◆ What you will do: Change every "screen" in the entries below to "display" and give the lines again with everything else unchanged.

◆ Records for the task:
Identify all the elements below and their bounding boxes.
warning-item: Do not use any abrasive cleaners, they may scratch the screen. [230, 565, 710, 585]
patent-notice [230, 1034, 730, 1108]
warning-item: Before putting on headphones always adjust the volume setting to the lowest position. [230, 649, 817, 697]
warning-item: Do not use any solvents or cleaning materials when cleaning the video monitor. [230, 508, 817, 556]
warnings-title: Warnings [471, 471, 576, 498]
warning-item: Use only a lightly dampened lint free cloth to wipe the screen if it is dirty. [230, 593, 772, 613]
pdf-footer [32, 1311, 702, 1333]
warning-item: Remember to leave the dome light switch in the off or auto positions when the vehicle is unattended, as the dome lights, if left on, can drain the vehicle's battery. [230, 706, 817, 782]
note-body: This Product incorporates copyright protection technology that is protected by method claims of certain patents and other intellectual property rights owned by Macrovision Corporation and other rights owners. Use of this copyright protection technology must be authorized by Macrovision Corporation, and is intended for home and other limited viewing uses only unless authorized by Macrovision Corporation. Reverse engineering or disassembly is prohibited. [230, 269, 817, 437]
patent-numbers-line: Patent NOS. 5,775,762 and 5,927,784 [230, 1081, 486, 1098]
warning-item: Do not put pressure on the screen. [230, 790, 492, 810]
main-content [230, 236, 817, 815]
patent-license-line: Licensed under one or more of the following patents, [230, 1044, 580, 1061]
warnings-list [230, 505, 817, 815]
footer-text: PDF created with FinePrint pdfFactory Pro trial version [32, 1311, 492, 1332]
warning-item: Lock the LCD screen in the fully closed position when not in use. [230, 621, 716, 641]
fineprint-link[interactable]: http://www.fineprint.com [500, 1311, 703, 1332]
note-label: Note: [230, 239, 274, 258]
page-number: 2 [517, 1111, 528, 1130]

◆ Answer for the task:
Identify all the elements below and their bounding boxes.
warning-item: Do not use any abrasive cleaners, they may scratch the display. [230, 565, 710, 585]
patent-notice [230, 1034, 730, 1108]
warning-item: Before putting on headphones always adjust the volume setting to the lowest position. [230, 649, 817, 697]
warning-item: Do not use any solvents or cleaning materials when cleaning the video monitor. [230, 508, 817, 556]
warnings-title: Warnings [471, 471, 576, 498]
warning-item: Use only a lightly dampened lint free cloth to wipe the display if it is dirty. [230, 593, 772, 613]
pdf-footer [32, 1311, 702, 1333]
warning-item: Remember to leave the dome light switch in the off or auto positions when the vehicle is unattended, as the dome lights, if left on, can drain the vehicle's battery. [230, 706, 817, 782]
note-body: This Product incorporates copyright protection technology that is protected by method claims of certain patents and other intellectual property rights owned by Macrovision Corporation and other rights owners. Use of this copyright protection technology must be authorized by Macrovision Corporation, and is intended for home and other limited viewing uses only unless authorized by Macrovision Corporation. Reverse engineering or disassembly is prohibited. [230, 269, 817, 437]
patent-numbers-line: Patent NOS. 5,775,762 and 5,927,784 [230, 1081, 486, 1098]
warning-item: Do not put pressure on the display. [230, 790, 492, 810]
main-content [230, 236, 817, 815]
patent-license-line: Licensed under one or more of the following patents, [230, 1044, 580, 1061]
warnings-list [230, 505, 817, 815]
footer-text: PDF created with FinePrint pdfFactory Pro trial version [32, 1311, 492, 1332]
warning-item: Lock the LCD display in the fully closed position when not in use. [230, 621, 716, 641]
fineprint-link[interactable]: http://www.fineprint.com [500, 1311, 703, 1332]
note-label: Note: [230, 239, 274, 258]
page-number: 2 [517, 1111, 528, 1130]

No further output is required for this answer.